_Work instructions_: Identify all lines of the data containing the string "frac" and copy them.
[Start of Material for the task]
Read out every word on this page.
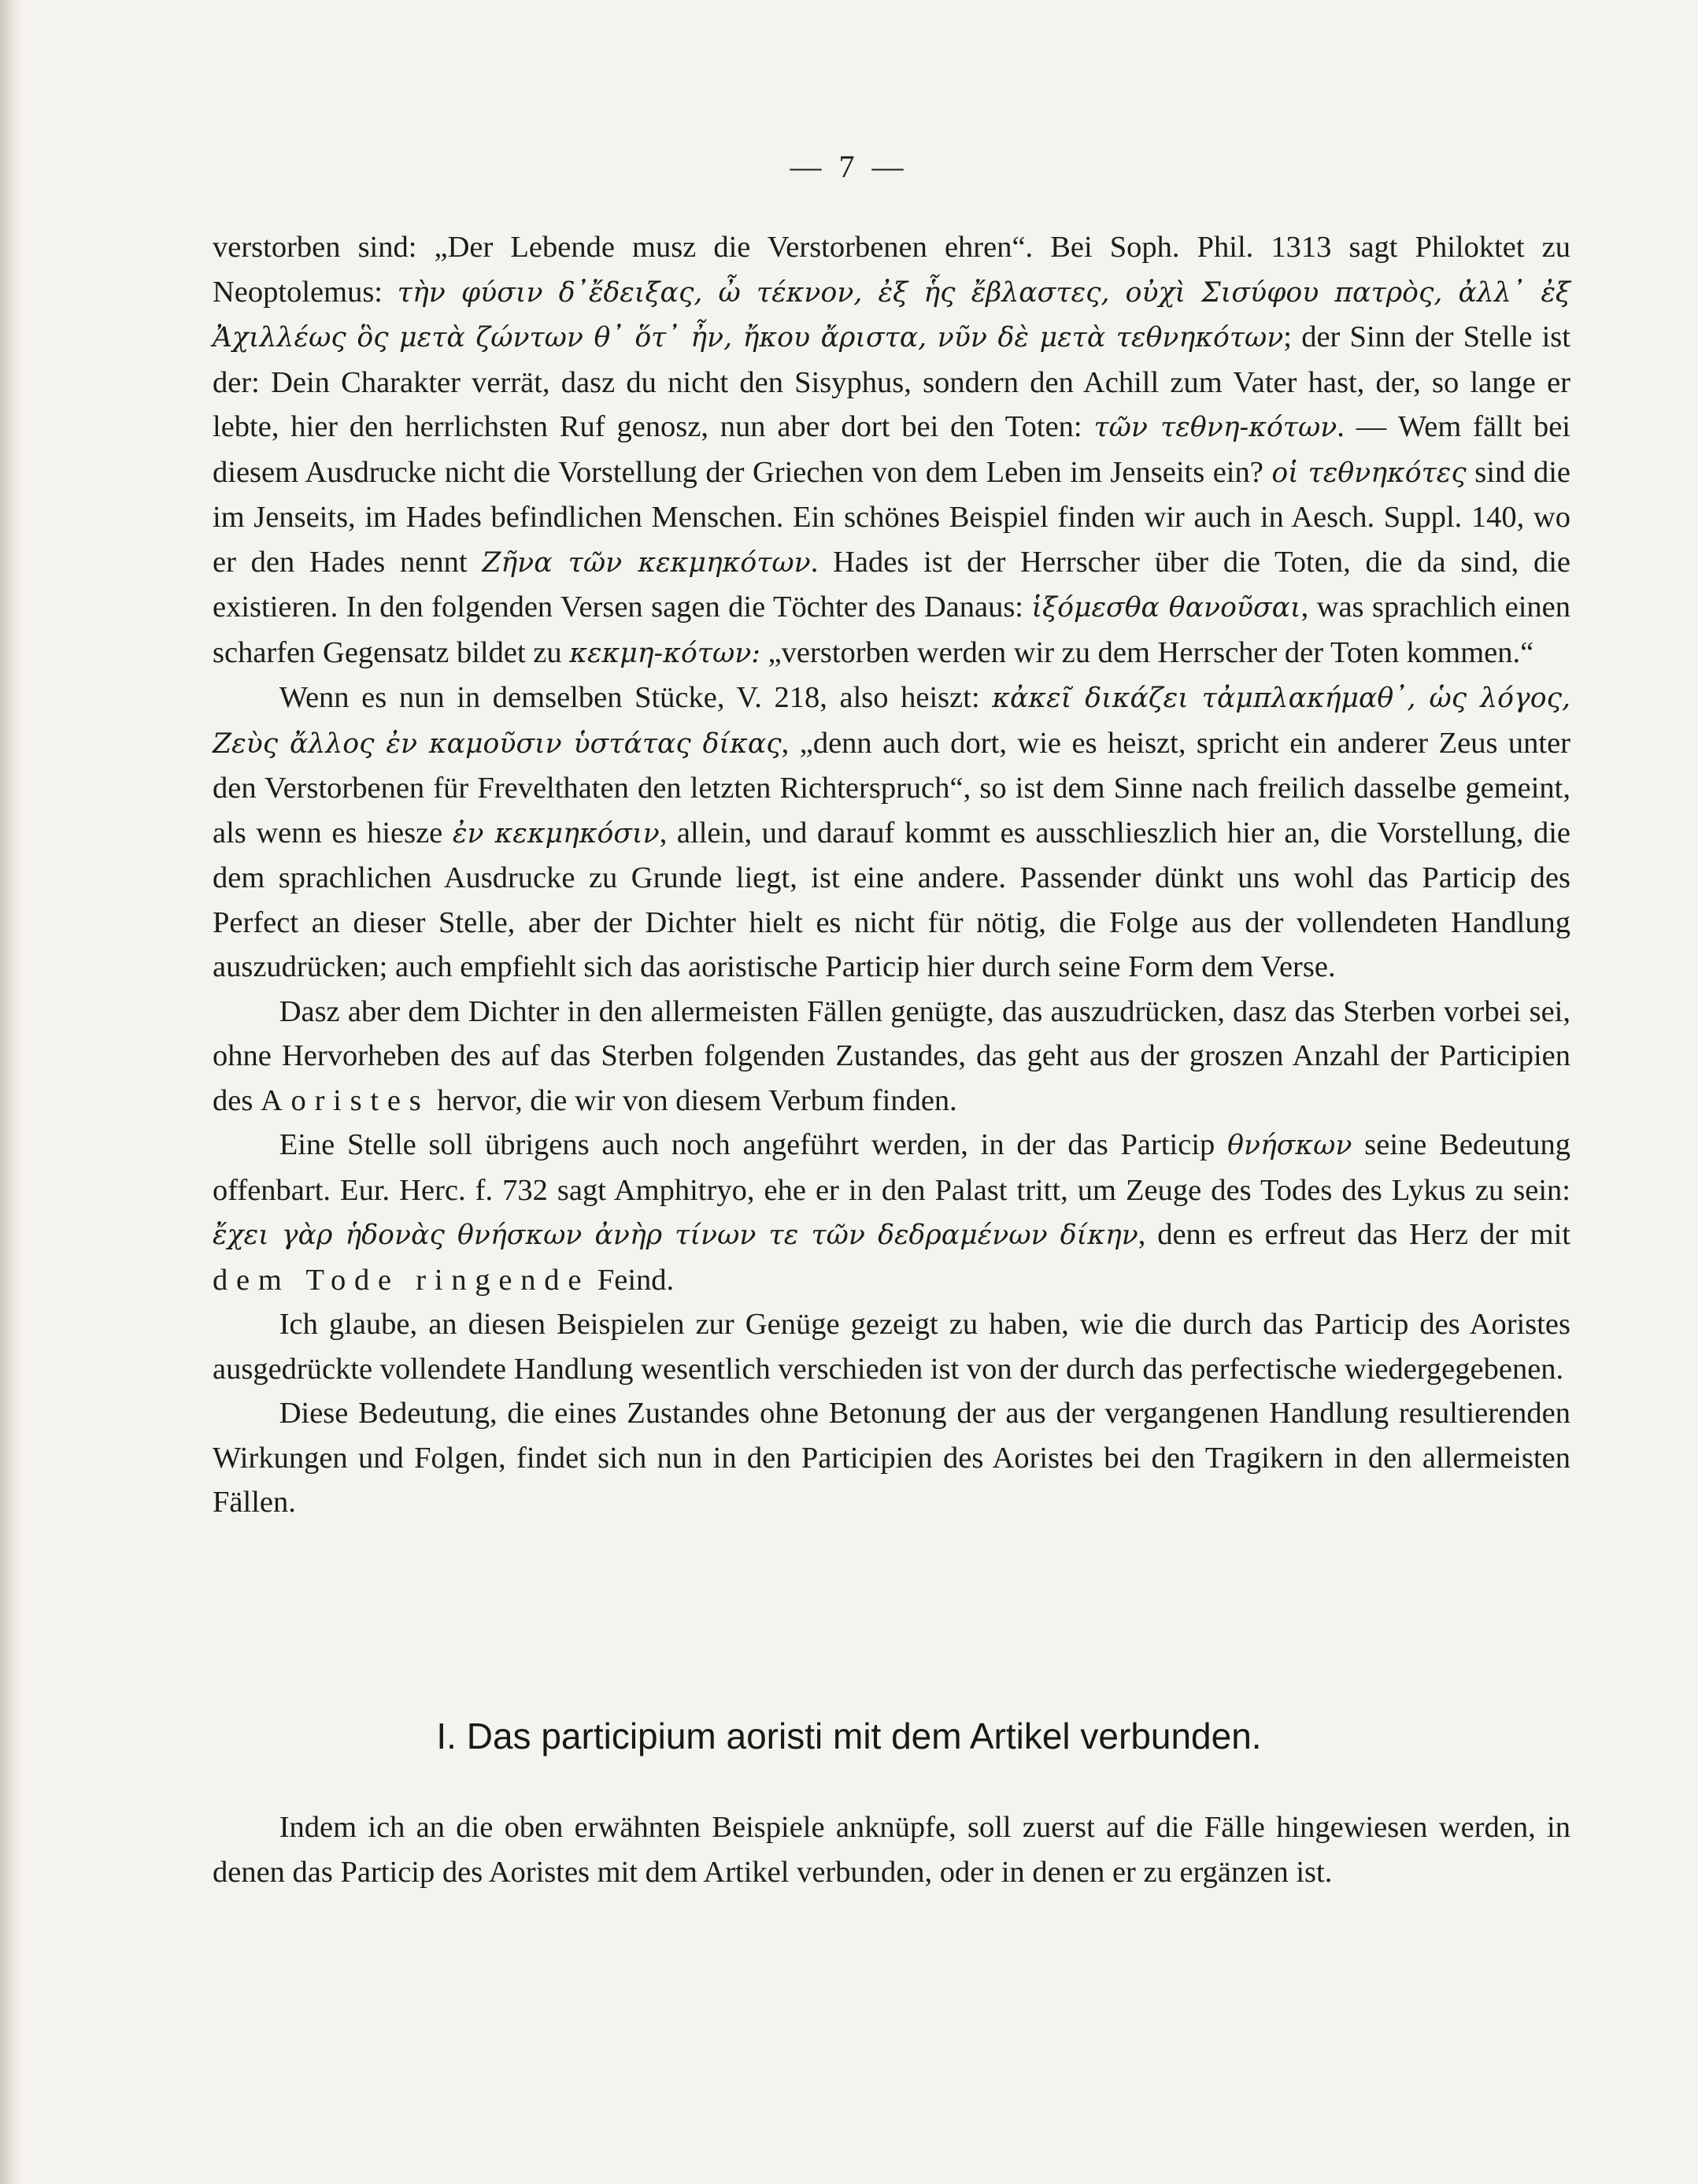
— 7 —

verstorben sind: „Der Lebende musz die Verstorbenen ehren“. Bei Soph. Phil. 1313 sagt Philoktet zu Neoptolemus: τὴν φύσιν δ᾽ἔδειξας, ὦ τέκνον, ἐξ ἧς ἔβλαστες, οὐχὶ Σισύφου πατρὸς, ἀλλ᾽ ἐξ Ἀχιλλέως ὃς μετὰ ζώντων θ᾽ ὅτ᾽ ἦν, ἤκου ἄριστα, νῦν δὲ μετὰ τεθνηκότων; der Sinn der Stelle ist der: Dein Charakter verrät, dasz du nicht den Sisyphus, sondern den Achill zum Vater hast, der, so lange er lebte, hier den herrlichsten Ruf genosz, nun aber dort bei den Toten: τῶν τεθνη-κότων. — Wem fällt bei diesem Ausdrucke nicht die Vorstellung der Griechen von dem Leben im Jenseits ein? οἱ τεθνηκότες sind die im Jenseits, im Hades befindlichen Menschen. Ein schönes Beispiel finden wir auch in Aesch. Suppl. 140, wo er den Hades nennt Ζῆνα τῶν κεκμηκότων. Hades ist der Herrscher über die Toten, die da sind, die existieren. In den folgenden Versen sagen die Töchter des Danaus: ἱξόμεσθα θανοῦσαι, was sprachlich einen scharfen Gegensatz bildet zu κεκμη-κότων: „verstorben werden wir zu dem Herrscher der Toten kommen.“

Wenn es nun in demselben Stücke, V. 218, also heiszt: κἀκεῖ δικάζει τἀμπλακήμαθ᾽, ὡς λόγος, Ζεὺς ἄλλος ἐν καμοῦσιν ὑστάτας δίκας, „denn auch dort, wie es heiszt, spricht ein anderer Zeus unter den Verstorbenen für Frevelthaten den letzten Richterspruch“, so ist dem Sinne nach freilich dasselbe gemeint, als wenn es hiesze ἐν κεκμηκόσιν, allein, und darauf kommt es ausschlieszlich hier an, die Vorstellung, die dem sprachlichen Ausdrucke zu Grunde liegt, ist eine andere. Passender dünkt uns wohl das Particip des Perfect an dieser Stelle, aber der Dichter hielt es nicht für nötig, die Folge aus der vollendeten Handlung auszudrücken; auch empfiehlt sich das aoristische Particip hier durch seine Form dem Verse.

Dasz aber dem Dichter in den allermeisten Fällen genügte, das auszudrücken, dasz das Sterben vorbei sei, ohne Hervorheben des auf das Sterben folgenden Zustandes, das geht aus der groszen Anzahl der Participien des Aoristes hervor, die wir von diesem Verbum finden.

Eine Stelle soll übrigens auch noch angeführt werden, in der das Particip θνήσκων seine Bedeutung offenbart. Eur. Herc. f. 732 sagt Amphitryo, ehe er in den Palast tritt, um Zeuge des Todes des Lykus zu sein: ἔχει γὰρ ἡδονὰς θνήσκων ἀνὴρ τίνων τε τῶν δεδραμένων δίκην, denn es erfreut das Herz der mit dem Tode ringende Feind.

Ich glaube, an diesen Beispielen zur Genüge gezeigt zu haben, wie die durch das Particip des Aoristes ausgedrückte vollendete Handlung wesentlich verschieden ist von der durch das perfectische wiedergegebenen.

Diese Bedeutung, die eines Zustandes ohne Betonung der aus der vergangenen Handlung resultierenden Wirkungen und Folgen, findet sich nun in den Participien des Aoristes bei den Tragikern in den allermeisten Fällen.

I. Das participium aoristi mit dem Artikel verbunden.

Indem ich an die oben erwähnten Beispiele anknüpfe, soll zuerst auf die Fälle hingewiesen werden, in denen das Particip des Aoristes mit dem Artikel verbunden, oder in denen er zu ergänzen ist.
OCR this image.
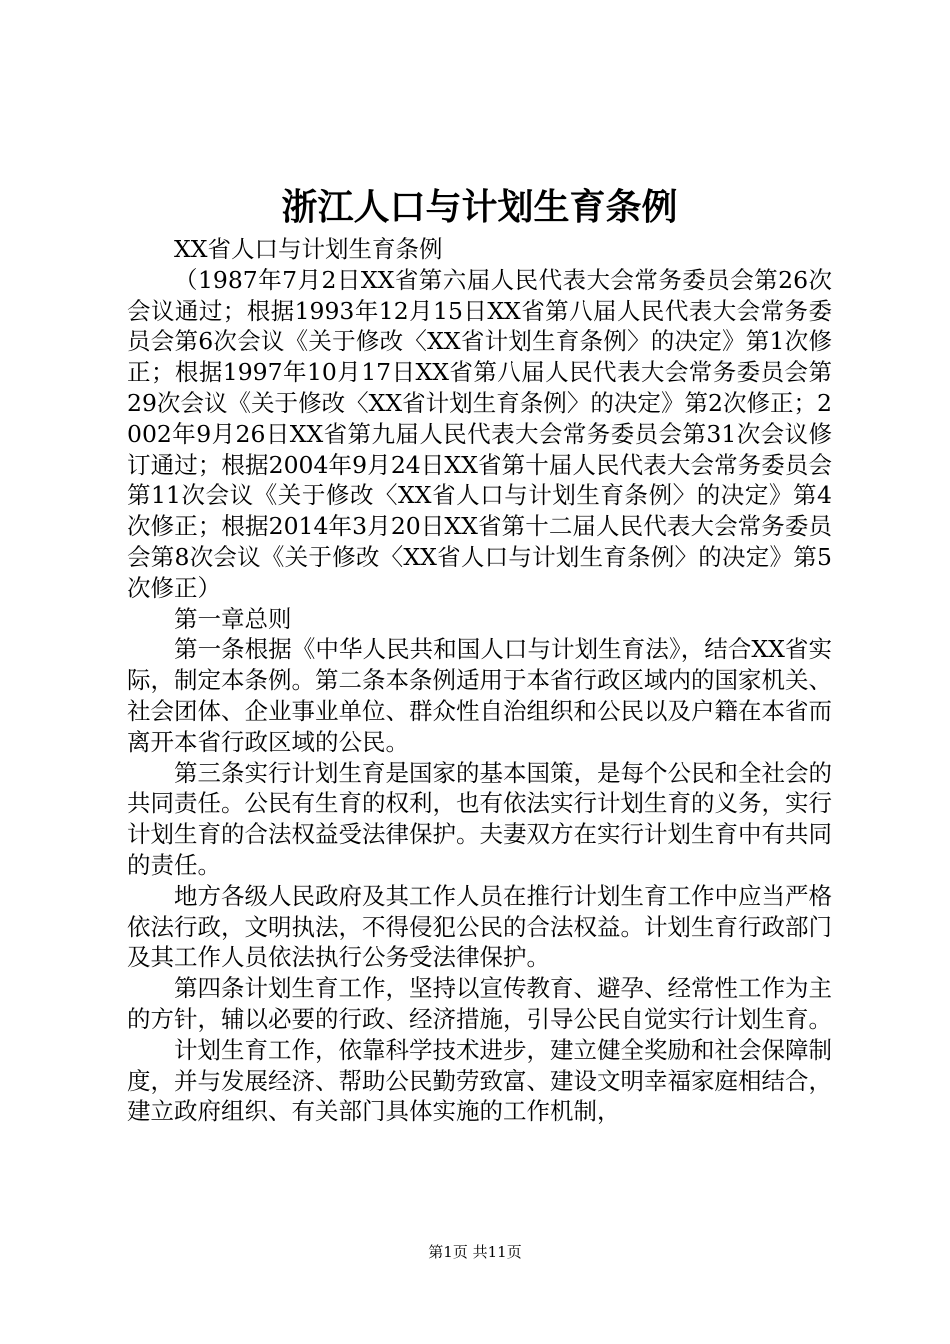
浙江人口与计划生育条例

XX省人口与计划生育条例

（1987年7月2日XX省第六届人民代表大会常务委员会第26次会议通过；根据1993年12月15日XX省第八届人民代表大会常务委员会第6次会议《关于修改〈XX省计划生育条例〉的决定》第1次修正；根据1997年10月17日XX省第八届人民代表大会常务委员会第29次会议《关于修改〈XX省计划生育条例〉的决定》第2次修正；2002年9月26日XX省第九届人民代表大会常务委员会第31次会议修订通过；根据2004年9月24日XX省第十届人民代表大会常务委员会第11次会议《关于修改〈XX省人口与计划生育条例〉的决定》第4次修正；根据2014年3月20日XX省第十二届人民代表大会常务委员会第8次会议《关于修改〈XX省人口与计划生育条例〉的决定》第5次修正）

第一章总则

第一条根据《中华人民共和国人口与计划生育法》，结合XX省实际，制定本条例。第二条本条例适用于本省行政区域内的国家机关、社会团体、企业事业单位、群众性自治组织和公民以及户籍在本省而离开本省行政区域的公民。

第三条实行计划生育是国家的基本国策，是每个公民和全社会的共同责任。公民有生育的权利，也有依法实行计划生育的义务，实行计划生育的合法权益受法律保护。夫妻双方在实行计划生育中有共同的责任。

地方各级人民政府及其工作人员在推行计划生育工作中应当严格依法行政，文明执法，不得侵犯公民的合法权益。计划生育行政部门及其工作人员依法执行公务受法律保护。

第四条计划生育工作，坚持以宣传教育、避孕、经常性工作为主的方针，辅以必要的行政、经济措施，引导公民自觉实行计划生育。

计划生育工作，依靠科学技术进步，建立健全奖励和社会保障制度，并与发展经济、帮助公民勤劳致富、建设文明幸福家庭相结合，建立政府组织、有关部门具体实施的工作机制，

第1页 共11页
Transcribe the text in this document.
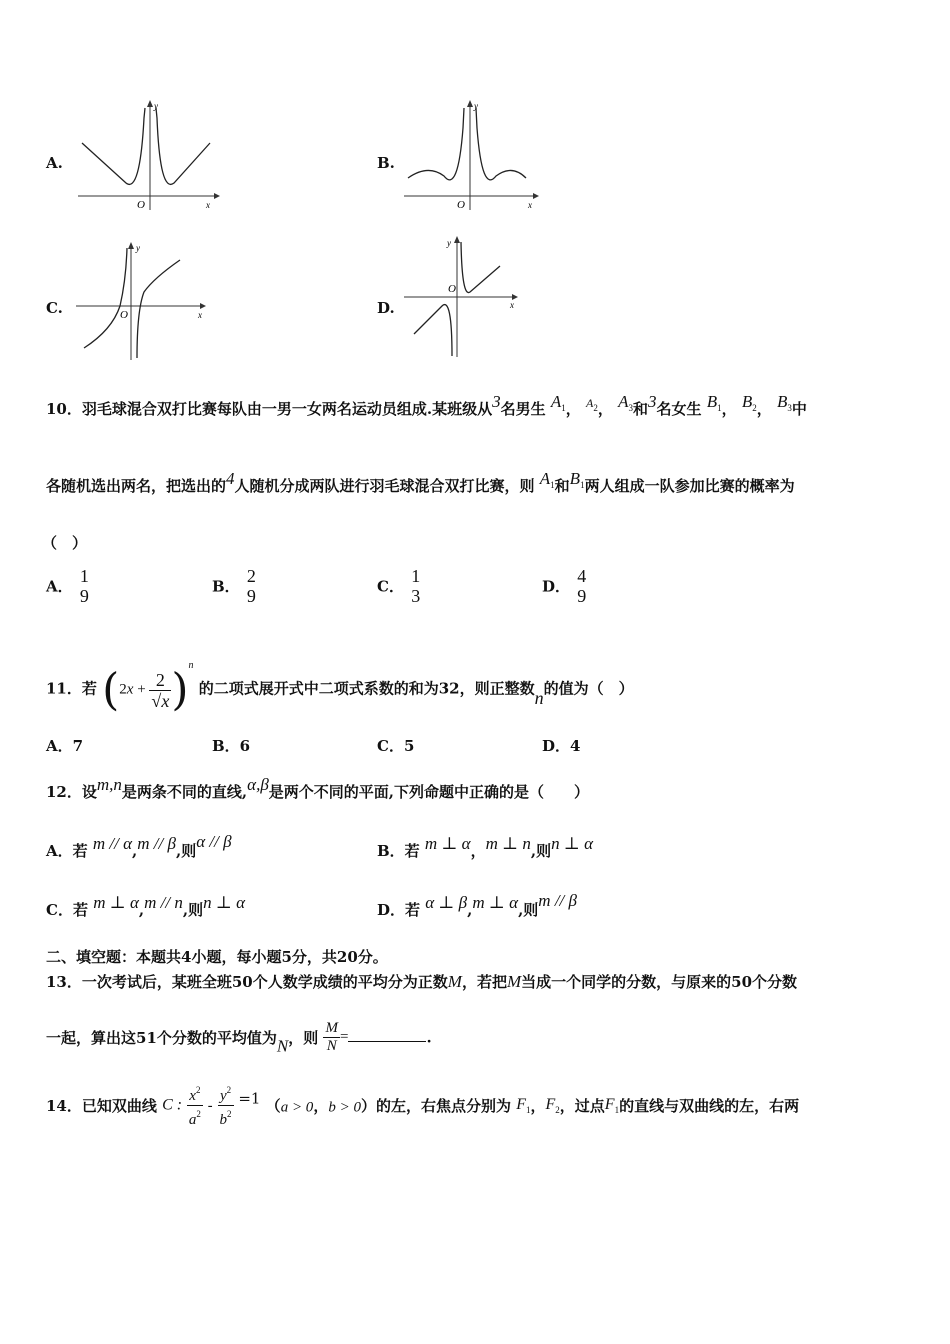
A.
y
x
O
B.
y
x
O
C.
y
x
O	D.
y
x
O
10．羽毛球混合双打比赛每队由一男一女两名运动员组成.某班级从3名男生 $A_1$， $^{A_2}$， $A_3$和3名女生 $B_1$， $B_2$， $B_3$中
各随机选出两名，把选出的4人随机分成两队进行羽毛球混合双打比赛，则 $A_1$和$B_1$两人组成一队参加比赛的概率为
（　）
A．
1
9	B．
2
9	C．
1
3	D．
4
9
11．若 $(2x + \frac{2}{√x} )^n$ 的二项式展开式中二项式系数的和为32，则正整数n的值为（　）
A．7	B．6	C．5	D．4
12．设m,n是两条不同的直线,α,β是两个不同的平面,下列命题中正确的是（　　）
A．若 m // α,m // β,则α // β	B．若 m ⊥ α，m ⊥ n,则n ⊥ α
C．若 m ⊥ α,m // n,则n ⊥ α	D．若 α ⊥ β,m ⊥ α,则m // β
二、填空题：本题共4小题，每小题5分，共20分。
13．一次考试后，某班全班50个人数学成绩的平均分为正数M，若把M当成一个同学的分数，与原来的50个分数
一起，算出这51个分数的平均值为N，则 $\frac{M}{N}$ =	.
14．已知双曲线 C : $\frac{x^2}{a^2} - \frac{y^2}{b^2} =1$ （a > 0，b > 0）的左，右焦点分别为 $F_1$，$F_2$，过点$F_1$的直线与双曲线的左，右两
[End of Material for the task]
_Complete output_:
11．若 $(2x + \frac{2}{√x} )^n$ 的二项式展开式中二项式系数的和为32，则正整数n的值为（　）
一起，算出这51个分数的平均值为N，则 $\frac{M}{N}$ =	.
14．已知双曲线 C : $\frac{x^2}{a^2} - \frac{y^2}{b^2} =1$ （a > 0，b > 0）的左，右焦点分别为 $F_1$，$F_2$，过点$F_1$的直线与双曲线的左，右两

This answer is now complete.